Extracted data entries
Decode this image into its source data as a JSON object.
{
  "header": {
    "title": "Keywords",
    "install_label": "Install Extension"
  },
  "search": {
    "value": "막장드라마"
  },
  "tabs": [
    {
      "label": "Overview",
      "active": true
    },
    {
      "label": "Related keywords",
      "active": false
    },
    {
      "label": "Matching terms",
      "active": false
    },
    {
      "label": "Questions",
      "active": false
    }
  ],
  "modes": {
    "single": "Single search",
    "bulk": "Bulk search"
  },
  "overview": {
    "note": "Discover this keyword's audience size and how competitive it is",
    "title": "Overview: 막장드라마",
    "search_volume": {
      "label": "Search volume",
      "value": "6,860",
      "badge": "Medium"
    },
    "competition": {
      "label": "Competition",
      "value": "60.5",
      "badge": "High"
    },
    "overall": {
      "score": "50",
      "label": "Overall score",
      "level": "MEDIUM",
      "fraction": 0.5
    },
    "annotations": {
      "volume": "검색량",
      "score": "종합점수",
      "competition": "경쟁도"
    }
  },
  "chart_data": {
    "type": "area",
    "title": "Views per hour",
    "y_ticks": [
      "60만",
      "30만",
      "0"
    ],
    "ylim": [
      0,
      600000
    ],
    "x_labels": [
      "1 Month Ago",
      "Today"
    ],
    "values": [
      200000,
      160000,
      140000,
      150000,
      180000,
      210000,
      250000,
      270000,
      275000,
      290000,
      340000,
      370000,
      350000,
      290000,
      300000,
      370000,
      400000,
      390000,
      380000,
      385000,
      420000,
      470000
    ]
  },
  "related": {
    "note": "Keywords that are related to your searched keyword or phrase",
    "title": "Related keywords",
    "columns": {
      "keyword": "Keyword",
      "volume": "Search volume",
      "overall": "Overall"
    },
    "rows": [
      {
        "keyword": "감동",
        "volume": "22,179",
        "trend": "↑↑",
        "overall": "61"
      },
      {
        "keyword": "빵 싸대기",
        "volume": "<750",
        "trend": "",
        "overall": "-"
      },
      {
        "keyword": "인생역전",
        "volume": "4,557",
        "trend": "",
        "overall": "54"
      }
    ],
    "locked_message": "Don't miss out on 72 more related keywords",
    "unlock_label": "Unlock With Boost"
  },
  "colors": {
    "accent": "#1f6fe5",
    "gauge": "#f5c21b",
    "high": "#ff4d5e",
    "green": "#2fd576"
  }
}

**WORK TO DO:**
Extract all the entries word for word.

**RESPONSE TO THIS EXERCISE:**
Decode this image into its source data as a JSON object.
{
  "header": {
    "title": "Keywords",
    "install_label": "Install Extension"
  },
  "search": {
    "value": "막장드라마"
  },
  "tabs": [
    {
      "label": "Overview",
      "active": true
    },
    {
      "label": "Related keywords",
      "active": false
    },
    {
      "label": "Matching terms",
      "active": false
    },
    {
      "label": "Questions",
      "active": false
    }
  ],
  "modes": {
    "single": "Single search",
    "bulk": "Bulk search"
  },
  "overview": {
    "note": "Discover this keyword's audience size and how competitive it is",
    "title": "Overview: 막장드라마",
    "search_volume": {
      "label": "Search volume",
      "value": "6,860",
      "badge": "Medium"
    },
    "competition": {
      "label": "Competition",
      "value": "60.5",
      "badge": "High"
    },
    "overall": {
      "score": "50",
      "label": "Overall score",
      "level": "MEDIUM",
      "fraction": 0.5
    },
    "annotations": {
      "volume": "검색량",
      "score": "종합점수",
      "competition": "경쟁도"
    }
  },
  "chart_data": {
    "type": "area",
    "title": "Views per hour",
    "y_ticks": [
      "60만",
      "30만",
      "0"
    ],
    "ylim": [
      0,
      600000
    ],
    "x_labels": [
      "1 Month Ago",
      "Today"
    ],
    "values": [
      200000,
      160000,
      140000,
      150000,
      180000,
      210000,
      250000,
      270000,
      275000,
      290000,
      340000,
      370000,
      350000,
      290000,
      300000,
      370000,
      400000,
      390000,
      380000,
      385000,
      420000,
      470000
    ]
  },
  "related": {
    "note": "Keywords that are related to your searched keyword or phrase",
    "title": "Related keywords",
    "columns": {
      "keyword": "Keyword",
      "volume": "Search volume",
      "overall": "Overall"
    },
    "rows": [
      {
        "keyword": "감동",
        "volume": "22,179",
        "trend": "↑↑",
        "overall": "61"
      },
      {
        "keyword": "빵 싸대기",
        "volume": "<750",
        "trend": "",
        "overall": "-"
      },
      {
        "keyword": "인생역전",
        "volume": "4,557",
        "trend": "",
        "overall": "54"
      }
    ],
    "locked_message": "Don't miss out on 72 more related keywords",
    "unlock_label": "Unlock With Boost"
  },
  "colors": {
    "accent": "#1f6fe5",
    "gauge": "#f5c21b",
    "high": "#ff4d5e",
    "green": "#2fd576"
  }
}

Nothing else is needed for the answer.